**RECORDS FOR THIS EXERCISE**
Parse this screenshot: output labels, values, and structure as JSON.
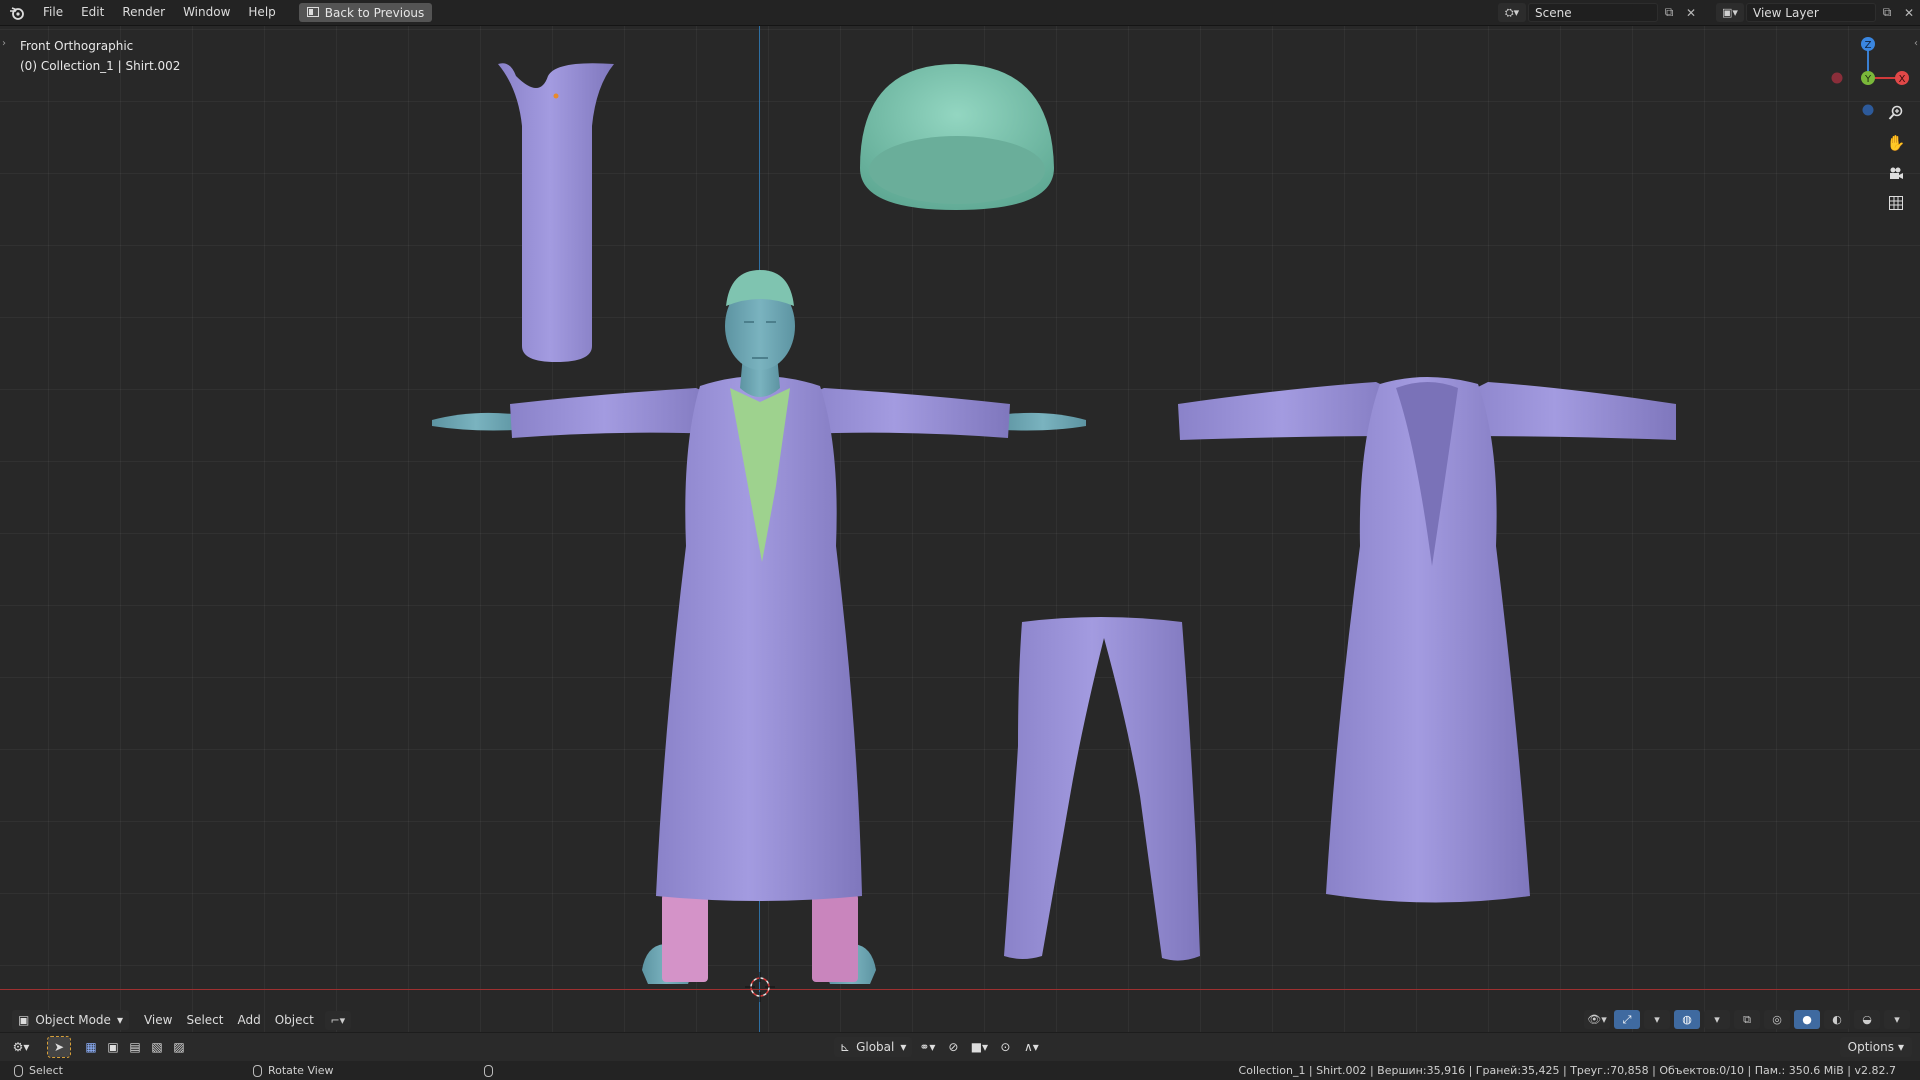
{
  "topbar": {
    "menus": [
      "File",
      "Edit",
      "Render",
      "Window",
      "Help"
    ],
    "back_button": "Back to Previous",
    "scene": "Scene",
    "view_layer": "View Layer"
  },
  "viewport": {
    "view_name": "Front Orthographic",
    "active_object": "(0) Collection_1 | Shirt.002",
    "gizmo": {
      "z": "Z",
      "y": "Y",
      "x": "X"
    }
  },
  "header": {
    "mode": "Object Mode",
    "menus": [
      "View",
      "Select",
      "Add",
      "Object"
    ]
  },
  "toolbar": {
    "orientation": "Global",
    "options": "Options"
  },
  "statusbar": {
    "left_action": "Select",
    "middle_action": "Rotate View",
    "stats": "Collection_1 | Shirt.002 | Вершин:35,916 | Граней:35,425 | Треуг.:70,858 | Объектов:0/10 | Пам.: 350.6 MiB | v2.82.7"
  },
  "colors": {
    "garment": "#9b93d6",
    "garment_dark": "#7f77bd",
    "skin": "#6fa6b2",
    "hat": "#7fc4b0",
    "undershirt": "#9ed28e",
    "pants": "#d493c8",
    "accent": "#3f6aa0"
  },
  "icons": [
    "blender-logo-icon",
    "back-icon",
    "scene-icon",
    "view-layer-icon",
    "zoom-icon",
    "hand-icon",
    "camera-icon",
    "grid-icon"
  ]
}
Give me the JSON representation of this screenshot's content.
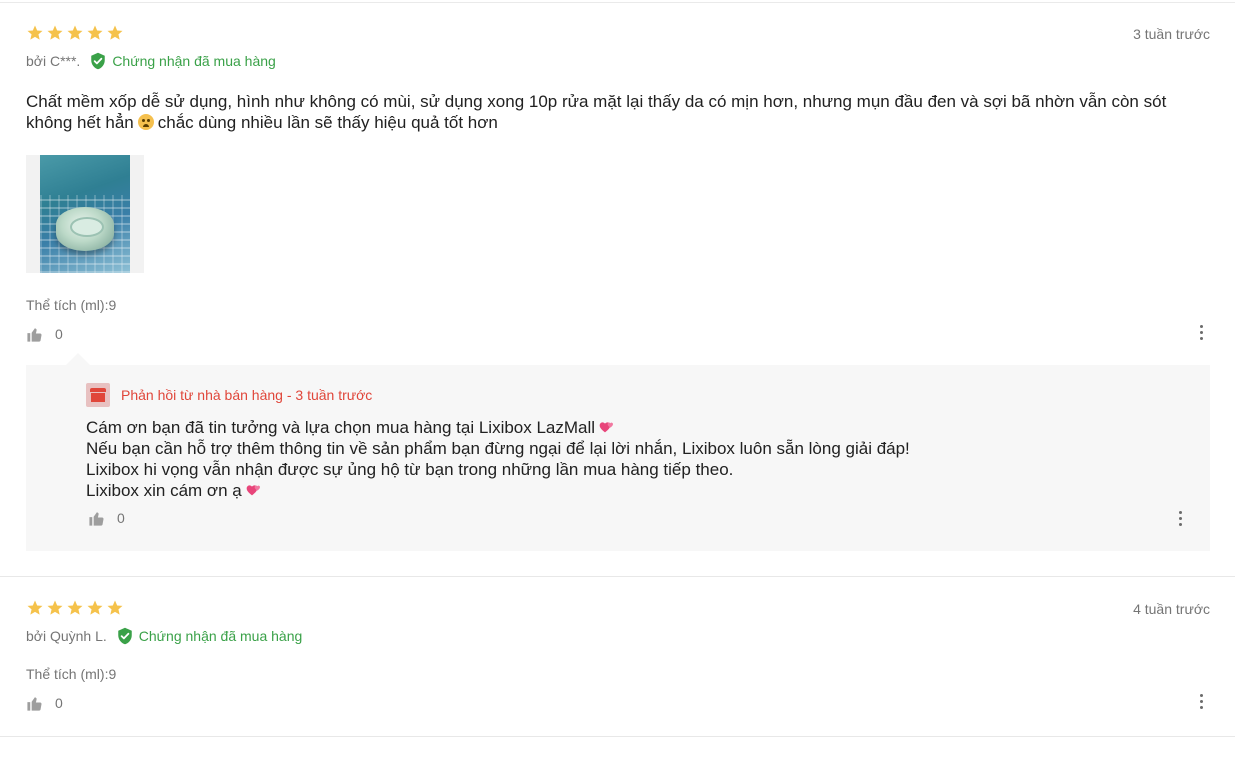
{
  "reviews": [
    {
      "rating": 5,
      "date": "3 tuần trước",
      "author": "bởi C***.",
      "verified_label": "Chứng nhận đã mua hàng",
      "text_before_emoji": "Chất mềm xốp dễ sử dụng, hình như không có mùi, sử dụng xong 10p rửa mặt lại thấy da có mịn hơn, nhưng mụn đầu đen và sợi bã nhờn vẫn còn sót không hết hẳn",
      "text_after_emoji": "chắc dùng nhiều lần sẽ thấy hiệu quả tốt hơn",
      "variant": "Thể tích (ml):9",
      "likes": "0",
      "seller_reply": {
        "title": "Phản hồi từ nhà bán hàng - 3 tuần trước",
        "lines": [
          "Cám ơn bạn đã tin tưởng và lựa chọn mua hàng tại Lixibox LazMall",
          "Nếu bạn cần hỗ trợ thêm thông tin về sản phẩm bạn đừng ngại để lại lời nhắn, Lixibox luôn sẵn lòng giải đáp!",
          "Lixibox hi vọng vẫn nhận được sự ủng hộ từ bạn trong những lần mua hàng tiếp theo.",
          "Lixibox xin cám ơn ạ"
        ],
        "likes": "0"
      }
    },
    {
      "rating": 5,
      "date": "4 tuần trước",
      "author": "bởi Quỳnh L.",
      "verified_label": "Chứng nhận đã mua hàng",
      "variant": "Thể tích (ml):9",
      "likes": "0"
    }
  ],
  "colors": {
    "star": "#f5c24b",
    "verified": "#3aa148",
    "reply_title": "#e0463a",
    "reply_bg": "#f7f7f7",
    "muted_text": "#757575"
  },
  "icons": {
    "star": "star-icon",
    "verified": "shield-check-icon",
    "like": "thumbs-up-icon",
    "more": "more-vertical-icon",
    "store": "store-icon",
    "heart": "two-hearts-emoji",
    "face": "face-emoji"
  }
}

**REQUEST**
Without the pictures, return all the records precisely as they stand.

**ANSWER IN FULL**
Parse this screenshot: output labels, values, and structure as JSON.
{
  "topbar": {
    "menus": [
      "File",
      "Edit",
      "Render",
      "Window",
      "Help"
    ],
    "back_button": "Back to Previous",
    "scene": "Scene",
    "view_layer": "View Layer"
  },
  "viewport": {
    "view_name": "Front Orthographic",
    "active_object": "(0) Collection_1 | Shirt.002",
    "gizmo": {
      "z": "Z",
      "y": "Y",
      "x": "X"
    }
  },
  "header": {
    "mode": "Object Mode",
    "menus": [
      "View",
      "Select",
      "Add",
      "Object"
    ]
  },
  "toolbar": {
    "orientation": "Global",
    "options": "Options"
  },
  "statusbar": {
    "left_action": "Select",
    "middle_action": "Rotate View",
    "stats": "Collection_1 | Shirt.002 | Вершин:35,916 | Граней:35,425 | Треуг.:70,858 | Объектов:0/10 | Пам.: 350.6 MiB | v2.82.7"
  },
  "colors": {
    "garment": "#9b93d6",
    "garment_dark": "#7f77bd",
    "skin": "#6fa6b2",
    "hat": "#7fc4b0",
    "undershirt": "#9ed28e",
    "pants": "#d493c8",
    "accent": "#3f6aa0"
  },
  "icons": [
    "blender-logo-icon",
    "back-icon",
    "scene-icon",
    "view-layer-icon",
    "zoom-icon",
    "hand-icon",
    "camera-icon",
    "grid-icon"
  ]
}
Give me the JSON representation of this screenshot's content.
{
  "reviews": [
    {
      "rating": 5,
      "date": "3 tuần trước",
      "author": "bởi C***.",
      "verified_label": "Chứng nhận đã mua hàng",
      "text_before_emoji": "Chất mềm xốp dễ sử dụng, hình như không có mùi, sử dụng xong 10p rửa mặt lại thấy da có mịn hơn, nhưng mụn đầu đen và sợi bã nhờn vẫn còn sót không hết hẳn",
      "text_after_emoji": "chắc dùng nhiều lần sẽ thấy hiệu quả tốt hơn",
      "variant": "Thể tích (ml):9",
      "likes": "0",
      "seller_reply": {
        "title": "Phản hồi từ nhà bán hàng - 3 tuần trước",
        "lines": [
          "Cám ơn bạn đã tin tưởng và lựa chọn mua hàng tại Lixibox LazMall",
          "Nếu bạn cần hỗ trợ thêm thông tin về sản phẩm bạn đừng ngại để lại lời nhắn, Lixibox luôn sẵn lòng giải đáp!",
          "Lixibox hi vọng vẫn nhận được sự ủng hộ từ bạn trong những lần mua hàng tiếp theo.",
          "Lixibox xin cám ơn ạ"
        ],
        "likes": "0"
      }
    },
    {
      "rating": 5,
      "date": "4 tuần trước",
      "author": "bởi Quỳnh L.",
      "verified_label": "Chứng nhận đã mua hàng",
      "variant": "Thể tích (ml):9",
      "likes": "0"
    }
  ],
  "colors": {
    "star": "#f5c24b",
    "verified": "#3aa148",
    "reply_title": "#e0463a",
    "reply_bg": "#f7f7f7",
    "muted_text": "#757575"
  },
  "icons": {
    "star": "star-icon",
    "verified": "shield-check-icon",
    "like": "thumbs-up-icon",
    "more": "more-vertical-icon",
    "store": "store-icon",
    "heart": "two-hearts-emoji",
    "face": "face-emoji"
  }
}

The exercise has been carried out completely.